— Begin Source material —

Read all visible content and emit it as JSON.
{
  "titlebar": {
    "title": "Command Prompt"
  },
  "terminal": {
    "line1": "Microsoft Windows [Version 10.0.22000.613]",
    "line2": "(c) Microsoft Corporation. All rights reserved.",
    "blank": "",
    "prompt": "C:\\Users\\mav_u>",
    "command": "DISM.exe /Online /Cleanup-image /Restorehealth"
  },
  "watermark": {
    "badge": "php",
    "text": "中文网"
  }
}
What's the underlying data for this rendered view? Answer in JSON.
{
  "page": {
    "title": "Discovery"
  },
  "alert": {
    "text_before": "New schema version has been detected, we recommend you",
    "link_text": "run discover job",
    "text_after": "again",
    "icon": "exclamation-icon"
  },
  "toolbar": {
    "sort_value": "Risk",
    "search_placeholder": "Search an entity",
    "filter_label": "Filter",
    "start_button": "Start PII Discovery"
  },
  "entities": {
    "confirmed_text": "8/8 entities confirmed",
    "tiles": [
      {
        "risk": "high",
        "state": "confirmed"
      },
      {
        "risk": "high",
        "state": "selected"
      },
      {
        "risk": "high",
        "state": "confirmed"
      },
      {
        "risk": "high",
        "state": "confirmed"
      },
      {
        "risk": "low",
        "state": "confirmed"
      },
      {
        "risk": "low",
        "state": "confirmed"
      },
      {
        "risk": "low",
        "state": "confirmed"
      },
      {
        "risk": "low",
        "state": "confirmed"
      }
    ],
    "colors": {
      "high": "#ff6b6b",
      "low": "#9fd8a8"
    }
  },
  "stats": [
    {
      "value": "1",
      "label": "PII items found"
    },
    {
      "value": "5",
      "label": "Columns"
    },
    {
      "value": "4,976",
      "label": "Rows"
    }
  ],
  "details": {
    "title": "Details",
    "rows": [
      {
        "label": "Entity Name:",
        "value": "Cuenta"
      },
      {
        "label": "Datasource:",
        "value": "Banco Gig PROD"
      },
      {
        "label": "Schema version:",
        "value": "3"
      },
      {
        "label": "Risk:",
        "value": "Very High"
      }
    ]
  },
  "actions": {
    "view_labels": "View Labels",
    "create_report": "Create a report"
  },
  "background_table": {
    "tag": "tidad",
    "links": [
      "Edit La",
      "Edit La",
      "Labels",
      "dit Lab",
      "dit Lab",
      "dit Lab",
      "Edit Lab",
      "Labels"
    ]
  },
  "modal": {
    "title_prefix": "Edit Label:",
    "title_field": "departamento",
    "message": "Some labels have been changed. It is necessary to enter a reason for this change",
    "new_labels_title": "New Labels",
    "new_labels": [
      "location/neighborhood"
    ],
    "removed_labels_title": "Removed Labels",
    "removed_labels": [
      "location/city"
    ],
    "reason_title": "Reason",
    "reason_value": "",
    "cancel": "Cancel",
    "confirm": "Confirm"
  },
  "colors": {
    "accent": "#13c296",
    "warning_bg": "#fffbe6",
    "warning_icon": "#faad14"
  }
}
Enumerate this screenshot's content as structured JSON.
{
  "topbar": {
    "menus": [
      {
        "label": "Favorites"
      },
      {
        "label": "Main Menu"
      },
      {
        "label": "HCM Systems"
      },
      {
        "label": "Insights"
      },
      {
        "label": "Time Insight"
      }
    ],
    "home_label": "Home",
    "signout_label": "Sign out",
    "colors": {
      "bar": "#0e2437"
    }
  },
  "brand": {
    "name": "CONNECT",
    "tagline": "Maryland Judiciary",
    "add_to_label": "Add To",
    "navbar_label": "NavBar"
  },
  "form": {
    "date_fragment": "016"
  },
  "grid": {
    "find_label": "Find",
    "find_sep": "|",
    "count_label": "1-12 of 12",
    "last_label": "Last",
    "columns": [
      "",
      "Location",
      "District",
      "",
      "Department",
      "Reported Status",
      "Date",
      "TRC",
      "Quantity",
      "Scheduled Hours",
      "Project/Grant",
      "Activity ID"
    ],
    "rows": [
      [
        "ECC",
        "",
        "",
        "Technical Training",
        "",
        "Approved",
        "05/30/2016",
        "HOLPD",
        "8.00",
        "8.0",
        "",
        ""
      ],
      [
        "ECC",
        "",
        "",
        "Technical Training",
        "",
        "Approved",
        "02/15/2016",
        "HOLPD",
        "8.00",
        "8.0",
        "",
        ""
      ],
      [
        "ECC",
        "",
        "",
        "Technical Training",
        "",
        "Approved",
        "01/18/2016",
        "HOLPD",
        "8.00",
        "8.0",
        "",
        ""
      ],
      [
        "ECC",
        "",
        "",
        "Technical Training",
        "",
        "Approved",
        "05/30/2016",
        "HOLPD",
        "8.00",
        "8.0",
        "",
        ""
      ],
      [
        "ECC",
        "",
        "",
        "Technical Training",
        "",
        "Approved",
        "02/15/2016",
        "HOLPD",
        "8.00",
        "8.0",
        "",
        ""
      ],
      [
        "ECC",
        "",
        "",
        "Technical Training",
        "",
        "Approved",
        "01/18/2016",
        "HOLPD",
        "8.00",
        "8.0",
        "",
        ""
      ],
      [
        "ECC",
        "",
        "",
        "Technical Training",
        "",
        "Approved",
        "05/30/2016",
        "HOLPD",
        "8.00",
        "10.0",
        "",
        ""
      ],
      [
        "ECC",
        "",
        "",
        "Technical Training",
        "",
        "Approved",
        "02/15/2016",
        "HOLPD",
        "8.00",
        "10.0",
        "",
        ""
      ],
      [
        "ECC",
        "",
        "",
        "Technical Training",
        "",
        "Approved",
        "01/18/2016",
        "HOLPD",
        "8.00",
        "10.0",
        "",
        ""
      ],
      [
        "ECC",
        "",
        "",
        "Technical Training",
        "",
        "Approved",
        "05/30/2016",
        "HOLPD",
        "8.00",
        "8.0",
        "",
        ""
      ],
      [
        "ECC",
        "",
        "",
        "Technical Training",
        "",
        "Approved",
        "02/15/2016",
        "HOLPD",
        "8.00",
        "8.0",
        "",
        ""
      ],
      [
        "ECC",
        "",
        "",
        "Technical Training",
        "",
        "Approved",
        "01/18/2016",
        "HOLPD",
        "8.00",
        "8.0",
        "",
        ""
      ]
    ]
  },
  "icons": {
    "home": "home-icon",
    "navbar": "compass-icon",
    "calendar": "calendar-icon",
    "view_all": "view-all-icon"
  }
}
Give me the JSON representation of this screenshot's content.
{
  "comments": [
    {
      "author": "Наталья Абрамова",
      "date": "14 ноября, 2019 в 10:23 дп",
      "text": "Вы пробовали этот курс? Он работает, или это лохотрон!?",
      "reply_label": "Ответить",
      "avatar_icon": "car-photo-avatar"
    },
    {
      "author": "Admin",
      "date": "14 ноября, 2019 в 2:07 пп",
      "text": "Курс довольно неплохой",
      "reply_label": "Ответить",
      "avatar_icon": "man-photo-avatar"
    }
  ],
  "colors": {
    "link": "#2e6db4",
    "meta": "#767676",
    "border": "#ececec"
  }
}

— End Source material —

## What to produce
Find each line in the records holding the string "been" and show it.

## Full response
    "text_before": "New schema version has been detected, we recommend you",
    "message": "Some labels have been changed. It is necessary to enter a reason for this change",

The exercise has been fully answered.